## Task statement
Copy every entry word for word, but skip the pictures.

## Extracted records
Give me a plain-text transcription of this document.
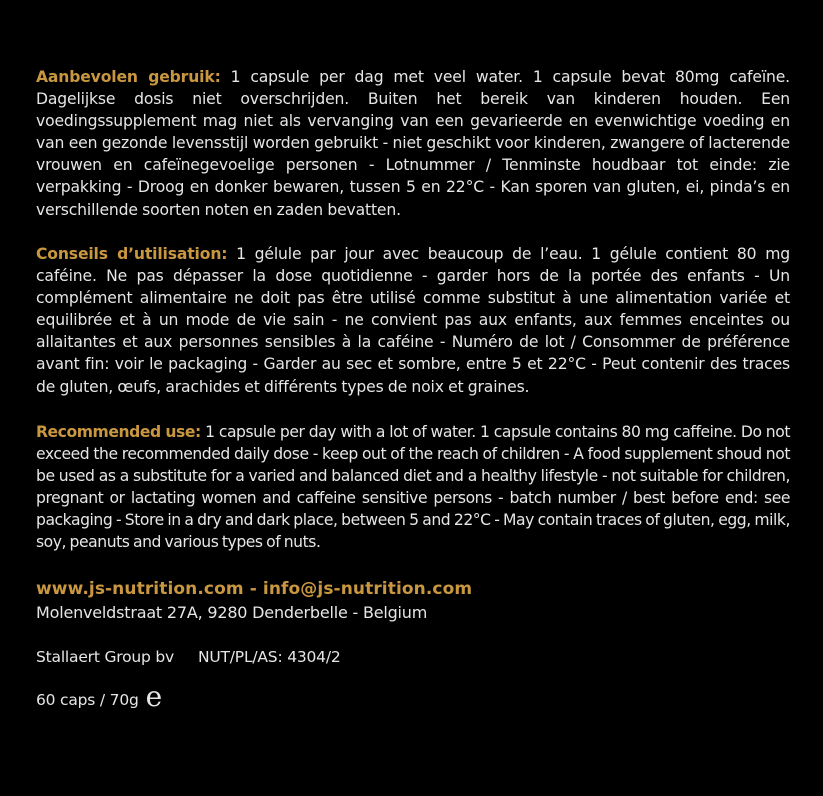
Aanbevolen gebruik: 1 capsule per dag met veel water. 1 capsule bevat 80mg cafeïne. Dagelijkse dosis niet overschrijden. Buiten het bereik van kinderen houden. Een voedingssupplement mag niet als vervanging van een gevarieerde en evenwichtige voeding en van een gezonde levensstijl worden gebruikt - niet geschikt voor kinderen, zwangere of lacterende vrouwen en cafeïnegevoelige personen - Lotnummer / Tenminste houdbaar tot einde: zie verpakking - Droog en donker bewaren, tussen 5 en 22°C - Kan sporen van gluten, ei, pinda’s en verschillende soorten noten en zaden bevatten.
Conseils d’utilisation: 1 gélule par jour avec beaucoup de l’eau. 1 gélule contient 80 mg caféine. Ne pas dépasser la dose quotidienne - garder hors de la portée des enfants - Un complément alimentaire ne doit pas être utilisé comme substitut à une alimentation variée et equilibrée et à un mode de vie sain - ne convient pas aux enfants, aux femmes enceintes ou allaitantes et aux personnes sensibles à la caféine - Numéro de lot / Consommer de préférence avant fin: voir le packaging - Garder au sec et sombre, entre 5 et 22°C - Peut contenir des traces de gluten, œufs, arachides et différents types de noix et graines.
Recommended use: 1 capsule per day with a lot of water. 1 capsule contains 80 mg caffeine. Do not exceed the recommended daily dose - keep out of the reach of children - A food supplement shoud not be used as a substitute for a varied and balanced diet and a healthy lifestyle - not suitable for children, pregnant or lactating women and caffeine sensitive persons - batch number / best before end: see packaging - Store in a dry and dark place, between 5 and 22°C - May contain traces of gluten, egg, milk, soy, peanuts and various types of nuts.
www.js-nutrition.com - info@js-nutrition.com
Molenveldstraat 27A, 9280 Denderbelle - Belgium
Stallaert Group bv NUT/PL/AS: 4304/2
60 caps / 70g e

## The reply
Give me a plain-text transcription of this document.
Aanbevolen gebruik: 1 capsule per dag met veel water. 1 capsule bevat 80mg cafeïne. Dagelijkse dosis niet overschrijden. Buiten het bereik van kinderen houden. Een voedingssupplement mag niet als vervanging van een gevarieerde en evenwichtige voeding en van een gezonde levensstijl worden gebruikt - niet geschikt voor kinderen, zwangere of lacterende vrouwen en cafeïnegevoelige personen - Lotnummer / Tenminste houdbaar tot einde: zie verpakking - Droog en donker bewaren, tussen 5 en 22°C - Kan sporen van gluten, ei, pinda’s en verschillende soorten noten en zaden bevatten.
Conseils d’utilisation: 1 gélule par jour avec beaucoup de l’eau. 1 gélule contient 80 mg caféine. Ne pas dépasser la dose quotidienne - garder hors de la portée des enfants - Un complément alimentaire ne doit pas être utilisé comme substitut à une alimentation variée et equilibrée et à un mode de vie sain - ne convient pas aux enfants, aux femmes enceintes ou allaitantes et aux personnes sensibles à la caféine - Numéro de lot / Consommer de préférence avant fin: voir le packaging - Garder au sec et sombre, entre 5 et 22°C - Peut contenir des traces de gluten, œufs, arachides et différents types de noix et graines.
Recommended use: 1 capsule per day with a lot of water. 1 capsule contains 80 mg caffeine. Do not exceed the recommended daily dose - keep out of the reach of children - A food supplement shoud not be used as a substitute for a varied and balanced diet and a healthy lifestyle - not suitable for children, pregnant or lactating women and caffeine sensitive persons - batch number / best before end: see packaging - Store in a dry and dark place, between 5 and 22°C - May contain traces of gluten, egg, milk, soy, peanuts and various types of nuts.
www.js-nutrition.com - info@js-nutrition.com
Molenveldstraat 27A, 9280 Denderbelle - Belgium
Stallaert Group bv NUT/PL/AS: 4304/2
60 caps / 70g e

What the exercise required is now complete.